*Listed entries*
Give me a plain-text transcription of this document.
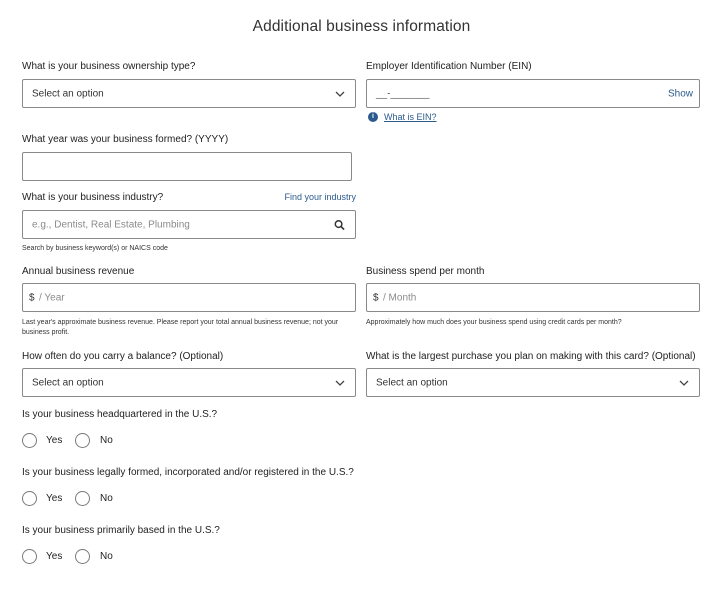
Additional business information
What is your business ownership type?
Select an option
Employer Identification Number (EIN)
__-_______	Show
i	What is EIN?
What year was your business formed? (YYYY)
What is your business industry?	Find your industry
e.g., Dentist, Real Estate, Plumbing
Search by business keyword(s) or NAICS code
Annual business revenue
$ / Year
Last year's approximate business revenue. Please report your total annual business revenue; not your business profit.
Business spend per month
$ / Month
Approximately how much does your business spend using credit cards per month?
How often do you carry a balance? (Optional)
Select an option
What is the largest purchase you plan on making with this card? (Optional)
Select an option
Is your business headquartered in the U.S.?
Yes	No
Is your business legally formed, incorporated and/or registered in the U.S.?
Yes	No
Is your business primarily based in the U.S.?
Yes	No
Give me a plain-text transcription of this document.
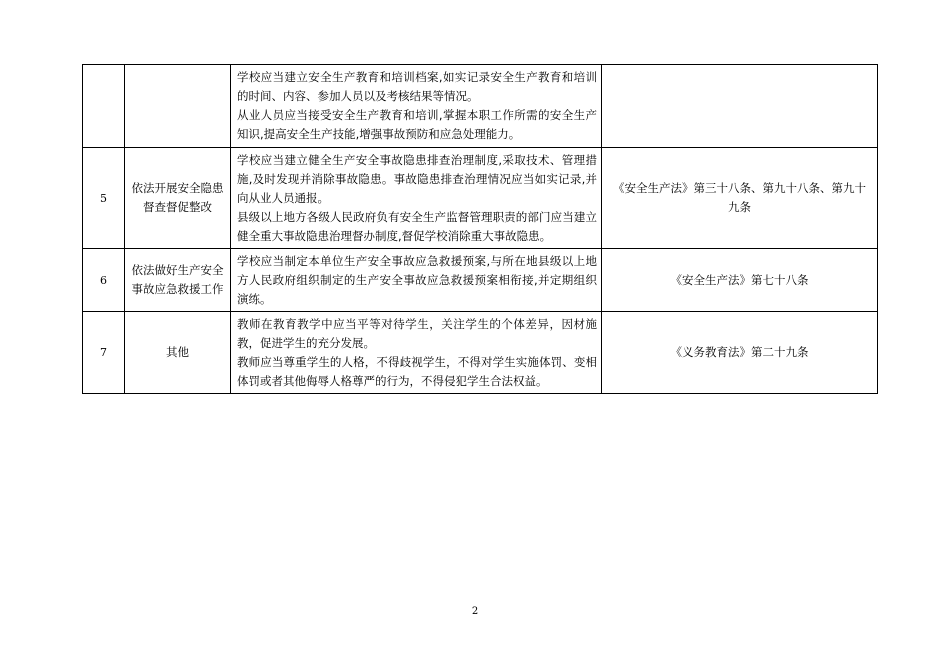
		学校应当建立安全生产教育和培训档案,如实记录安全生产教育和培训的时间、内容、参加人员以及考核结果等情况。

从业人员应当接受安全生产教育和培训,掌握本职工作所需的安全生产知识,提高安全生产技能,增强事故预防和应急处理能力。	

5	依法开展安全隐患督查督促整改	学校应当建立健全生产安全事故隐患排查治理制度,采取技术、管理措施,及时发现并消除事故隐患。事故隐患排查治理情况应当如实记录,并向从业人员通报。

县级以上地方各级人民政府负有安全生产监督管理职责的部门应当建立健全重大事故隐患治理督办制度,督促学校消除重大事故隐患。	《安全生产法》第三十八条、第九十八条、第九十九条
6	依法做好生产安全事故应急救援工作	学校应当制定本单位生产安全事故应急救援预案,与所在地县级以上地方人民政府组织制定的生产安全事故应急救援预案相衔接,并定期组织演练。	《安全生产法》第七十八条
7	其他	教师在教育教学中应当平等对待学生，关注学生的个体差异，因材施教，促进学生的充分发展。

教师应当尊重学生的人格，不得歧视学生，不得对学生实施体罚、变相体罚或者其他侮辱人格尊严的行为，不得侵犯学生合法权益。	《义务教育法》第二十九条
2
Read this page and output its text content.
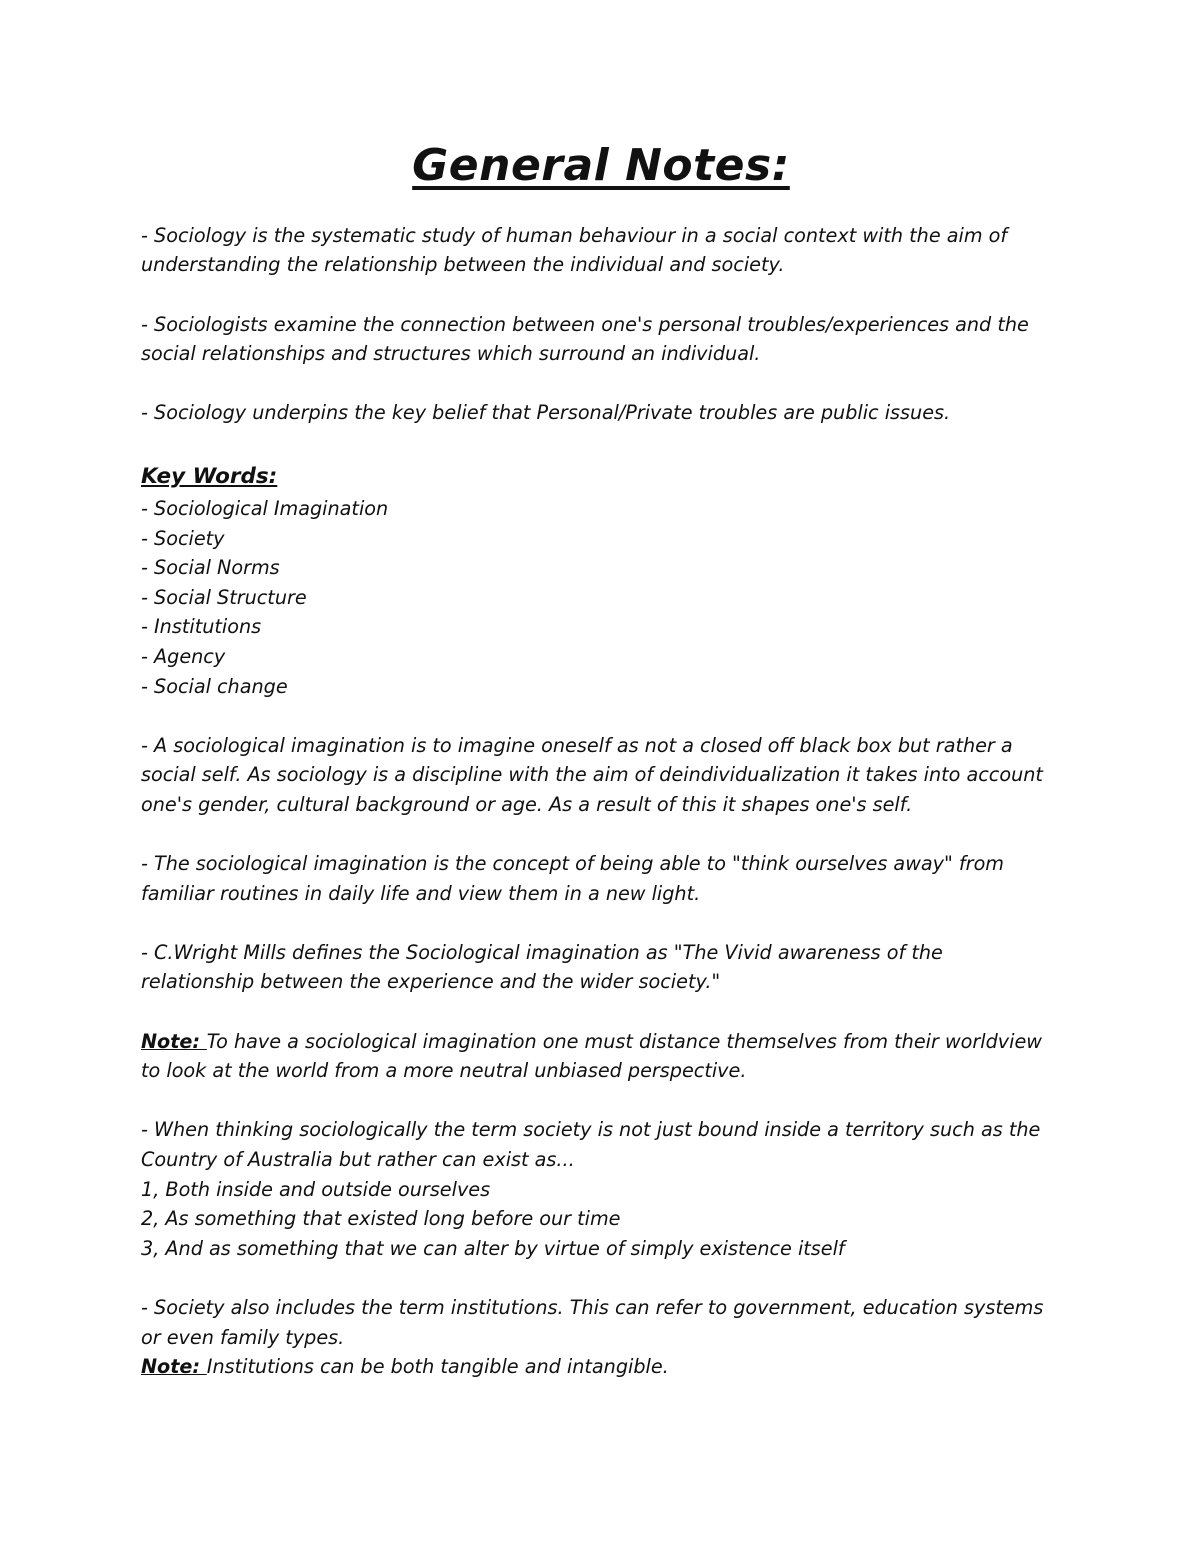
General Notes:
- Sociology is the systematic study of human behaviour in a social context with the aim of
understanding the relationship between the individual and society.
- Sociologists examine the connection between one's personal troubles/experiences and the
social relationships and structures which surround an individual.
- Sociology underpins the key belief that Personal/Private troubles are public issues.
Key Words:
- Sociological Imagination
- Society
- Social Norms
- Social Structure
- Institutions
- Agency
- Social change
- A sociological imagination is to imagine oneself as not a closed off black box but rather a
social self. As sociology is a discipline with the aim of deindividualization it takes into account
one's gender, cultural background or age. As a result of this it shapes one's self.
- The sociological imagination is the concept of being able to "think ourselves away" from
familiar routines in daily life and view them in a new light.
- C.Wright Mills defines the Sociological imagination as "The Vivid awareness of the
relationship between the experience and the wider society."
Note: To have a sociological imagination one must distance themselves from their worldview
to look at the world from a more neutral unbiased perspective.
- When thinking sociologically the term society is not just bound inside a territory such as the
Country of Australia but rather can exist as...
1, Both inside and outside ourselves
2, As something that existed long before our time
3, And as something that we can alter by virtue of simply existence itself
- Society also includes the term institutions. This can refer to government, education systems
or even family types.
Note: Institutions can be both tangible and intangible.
* * *
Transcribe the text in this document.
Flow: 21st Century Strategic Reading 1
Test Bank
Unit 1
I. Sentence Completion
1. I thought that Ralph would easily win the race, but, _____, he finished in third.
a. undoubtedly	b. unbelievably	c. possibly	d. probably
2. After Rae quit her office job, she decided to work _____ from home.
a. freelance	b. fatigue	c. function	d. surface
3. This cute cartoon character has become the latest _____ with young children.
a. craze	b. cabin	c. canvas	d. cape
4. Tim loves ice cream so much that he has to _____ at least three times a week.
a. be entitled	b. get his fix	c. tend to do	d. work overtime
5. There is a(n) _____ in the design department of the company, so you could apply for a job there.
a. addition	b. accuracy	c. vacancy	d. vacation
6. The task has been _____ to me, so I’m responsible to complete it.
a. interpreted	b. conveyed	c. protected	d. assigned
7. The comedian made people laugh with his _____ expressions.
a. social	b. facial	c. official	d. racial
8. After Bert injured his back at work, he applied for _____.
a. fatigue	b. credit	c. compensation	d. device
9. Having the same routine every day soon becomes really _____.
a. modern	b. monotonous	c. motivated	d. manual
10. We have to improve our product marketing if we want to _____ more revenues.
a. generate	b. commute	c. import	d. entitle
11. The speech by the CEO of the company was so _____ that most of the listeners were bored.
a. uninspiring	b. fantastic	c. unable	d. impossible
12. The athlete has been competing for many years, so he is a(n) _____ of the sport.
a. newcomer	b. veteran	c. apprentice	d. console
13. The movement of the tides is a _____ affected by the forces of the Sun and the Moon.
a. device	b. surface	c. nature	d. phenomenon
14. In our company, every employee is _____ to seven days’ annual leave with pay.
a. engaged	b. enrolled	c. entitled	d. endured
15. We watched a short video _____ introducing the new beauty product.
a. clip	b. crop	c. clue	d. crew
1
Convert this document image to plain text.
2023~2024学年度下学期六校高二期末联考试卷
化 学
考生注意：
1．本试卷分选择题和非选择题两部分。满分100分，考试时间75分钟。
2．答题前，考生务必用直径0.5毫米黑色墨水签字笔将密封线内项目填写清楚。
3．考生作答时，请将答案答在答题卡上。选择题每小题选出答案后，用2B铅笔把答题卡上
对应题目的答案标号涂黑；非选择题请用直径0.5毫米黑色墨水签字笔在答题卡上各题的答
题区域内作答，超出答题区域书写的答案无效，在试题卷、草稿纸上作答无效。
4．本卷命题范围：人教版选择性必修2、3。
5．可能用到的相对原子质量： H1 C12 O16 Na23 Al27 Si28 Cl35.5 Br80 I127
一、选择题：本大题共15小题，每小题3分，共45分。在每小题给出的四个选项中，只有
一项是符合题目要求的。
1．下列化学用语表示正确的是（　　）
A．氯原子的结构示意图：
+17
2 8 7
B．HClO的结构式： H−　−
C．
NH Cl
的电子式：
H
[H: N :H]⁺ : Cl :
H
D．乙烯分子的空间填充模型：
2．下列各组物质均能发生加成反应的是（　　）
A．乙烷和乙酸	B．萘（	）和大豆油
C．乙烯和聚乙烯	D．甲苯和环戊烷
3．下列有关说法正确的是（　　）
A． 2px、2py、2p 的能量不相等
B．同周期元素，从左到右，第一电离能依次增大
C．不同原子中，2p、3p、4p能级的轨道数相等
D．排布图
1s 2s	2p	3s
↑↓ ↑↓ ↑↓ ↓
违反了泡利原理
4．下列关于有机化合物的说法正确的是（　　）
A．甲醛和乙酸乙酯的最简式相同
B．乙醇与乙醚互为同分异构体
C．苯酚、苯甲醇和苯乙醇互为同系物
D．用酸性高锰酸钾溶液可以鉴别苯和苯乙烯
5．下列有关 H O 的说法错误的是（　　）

*Challenge*
Gather up, from the records above, each line where the word "something" appears.

*Exercise answer*
2, As something that existed long before our time
3, And as something that we can alter by virtue of simply existence itself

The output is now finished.